Oddman, 256, the flight suits are the blue ones with the patches. They're worn by the woman resting her chin on her hand at 0:50, the guy who kicks "Psy" out at 0:59, and the guy who puts on some sunglasses at 2:28. Judging from the credits, these would be Tracy Cauldwell Dyson, Mike Massimino, and Clay Anderson, all actual astronauts.

I'm guessing the elevator guy got a disclaimer because he's the only person wearing astronaut clothing who isn't an astronaut. My first reaction was, "Oh, yeah, so it took you 2:48 to run out of real astronauts and you wanted the whole world to know it. Way to stay humble, guys."

My second guess is that the video-makers were a little concerned how NASA might react to a semi-official video that featured an apparent astronaut in apparently official NASA uniform, hip-thrusting vigorously right on top of somebody's head.
posted by d. z. wang at 9:49 AM on December 16, 2012 [3 favorites]


Very effective pro-NASA propaganda, which I say with affection. Also nthing the "yay women" thing.

[What you will do]
a - Based on the astronaut video comments, do these statements agree with the text? Answer yes or no for each, quoting the words that decide it. (i) The woman resting her chin on her hand appears at 0:50. (ii) The elevator guy is an actual astronaut. (iii) The flight suits are orange.
b - Continue the astronaut video comments from the point where they stop.

[Stored data entries]
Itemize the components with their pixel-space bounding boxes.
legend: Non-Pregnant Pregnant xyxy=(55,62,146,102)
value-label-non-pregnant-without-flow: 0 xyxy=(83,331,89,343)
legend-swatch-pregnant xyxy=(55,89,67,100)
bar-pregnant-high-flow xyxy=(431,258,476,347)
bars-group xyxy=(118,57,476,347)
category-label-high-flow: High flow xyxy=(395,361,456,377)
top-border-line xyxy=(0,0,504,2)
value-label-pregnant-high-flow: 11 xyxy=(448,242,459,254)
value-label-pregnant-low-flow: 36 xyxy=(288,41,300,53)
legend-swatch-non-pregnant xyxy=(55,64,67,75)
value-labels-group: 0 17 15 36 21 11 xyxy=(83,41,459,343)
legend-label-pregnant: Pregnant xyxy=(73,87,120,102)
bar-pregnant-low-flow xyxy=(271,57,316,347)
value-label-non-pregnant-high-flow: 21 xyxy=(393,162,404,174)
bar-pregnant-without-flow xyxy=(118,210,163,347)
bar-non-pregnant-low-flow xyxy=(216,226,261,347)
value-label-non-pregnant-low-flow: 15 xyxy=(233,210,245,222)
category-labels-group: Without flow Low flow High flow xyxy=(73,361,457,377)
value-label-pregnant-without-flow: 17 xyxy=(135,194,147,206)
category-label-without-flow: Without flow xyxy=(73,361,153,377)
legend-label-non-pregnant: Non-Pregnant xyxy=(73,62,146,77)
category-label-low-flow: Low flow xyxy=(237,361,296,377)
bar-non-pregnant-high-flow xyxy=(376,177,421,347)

[Responses to the tasks]
a -
(i) Yes: "the woman resting her chin on her hand at 0:50"
(ii) No: "he's the only person wearing astronaut clothing who isn't an astronaut"
(iii) No: "the flight suits are the blue ones with the patches"

b -
(NASA really does encourage the "we are scientists doing Important Things" mentality and brands their work as a noble calling, at least at JSC. My ex thought of what he was doing as Very Important Science whether he was working on antenna management or accounting software, both of which were on his project list during our years together.)
posted by immlass at 10:10 AM on December 16, 2012


No. This will not be my first time clicking a gangnam video.

I don't know what it will take. As I said when commenting on Senator Alan Simpson's gangnam style video (which I also did not watch):

Surely there will be some worthy social cause that uses gangnam to draw me to their video fundraising or awareness effort. Not you, Sally Struthers. Not you, Sarah McLachlan, not even with your sad sad dogs.

Not even if the sad sad dogs are dancing.
posted by surplus at 10:13 AM on December 16, 2012


Also yeah it's quite cool to have real astronauts on your silly video but not so much with fake astronauts, so maybe they wanted to have that disclaimer. Also I presume without any knowledge that working at NASA and acting like an astronaut is considered poseurish if you're actually not an astronaut.
posted by Authorized User at 10:28 AM on December 16, 2012


No. This will not be my first time clicking a gangnam video.

Fair enough. If the temptation to see the video suddenly becomes overwhelming, click here to distract yourself.
posted by Wordshore at 10:30 AM on December 16, 2012


No. This will not be my first time clicking a gangnam video.

Cool story, bro.
posted by atrazine at 10:40 AM on December 16, 2012


Hey, I recognized that red phone.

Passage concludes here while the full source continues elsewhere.